-- START OF Entries supplied --

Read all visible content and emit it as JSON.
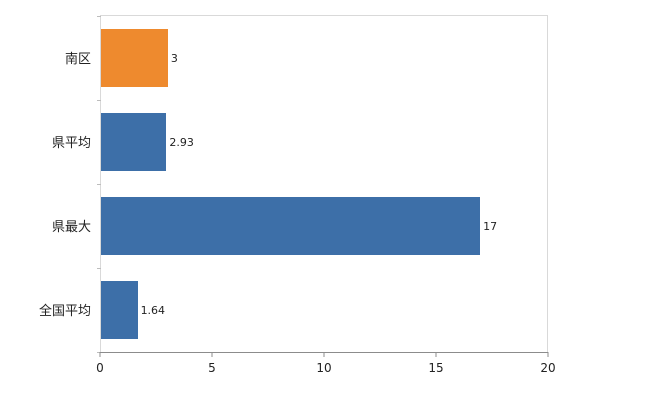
{
  "chart_data": {
    "type": "bar",
    "orientation": "horizontal",
    "title": "",
    "xlabel": "",
    "ylabel": "",
    "categories": [
      "南区",
      "県平均",
      "県最大",
      "全国平均"
    ],
    "values": [
      3,
      2.93,
      17,
      1.64
    ],
    "value_labels": [
      "3",
      "2.93",
      "17",
      "1.64"
    ],
    "bar_colors": [
      "#ee8a2e",
      "#3d6fa8",
      "#3d6fa8",
      "#3d6fa8"
    ],
    "xlim": [
      0,
      20
    ],
    "x_ticks": [
      0,
      5,
      10,
      15,
      20
    ],
    "x_tick_labels": [
      "0",
      "5",
      "10",
      "15",
      "20"
    ],
    "grid": false,
    "legend": false
  },
  "colors": {
    "background": "#ffffff",
    "plot_border": "#d9d9d9",
    "axis_line": "#8c8c8c",
    "text": "#222222",
    "bar_blue": "#3d6fa8",
    "bar_orange": "#ee8a2e"
  }
}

-- END OF Entries supplied --

• _Description of the task_: The data above should be repeated exactly, minus any pictures.

• _Output for this exercise_:
Read all visible content and emit it as JSON.
{
  "chart_data": {
    "type": "bar",
    "orientation": "horizontal",
    "title": "",
    "xlabel": "",
    "ylabel": "",
    "categories": [
      "南区",
      "県平均",
      "県最大",
      "全国平均"
    ],
    "values": [
      3,
      2.93,
      17,
      1.64
    ],
    "value_labels": [
      "3",
      "2.93",
      "17",
      "1.64"
    ],
    "bar_colors": [
      "#ee8a2e",
      "#3d6fa8",
      "#3d6fa8",
      "#3d6fa8"
    ],
    "xlim": [
      0,
      20
    ],
    "x_ticks": [
      0,
      5,
      10,
      15,
      20
    ],
    "x_tick_labels": [
      "0",
      "5",
      "10",
      "15",
      "20"
    ],
    "grid": false,
    "legend": false
  },
  "colors": {
    "background": "#ffffff",
    "plot_border": "#d9d9d9",
    "axis_line": "#8c8c8c",
    "text": "#222222",
    "bar_blue": "#3d6fa8",
    "bar_orange": "#ee8a2e"
  }
}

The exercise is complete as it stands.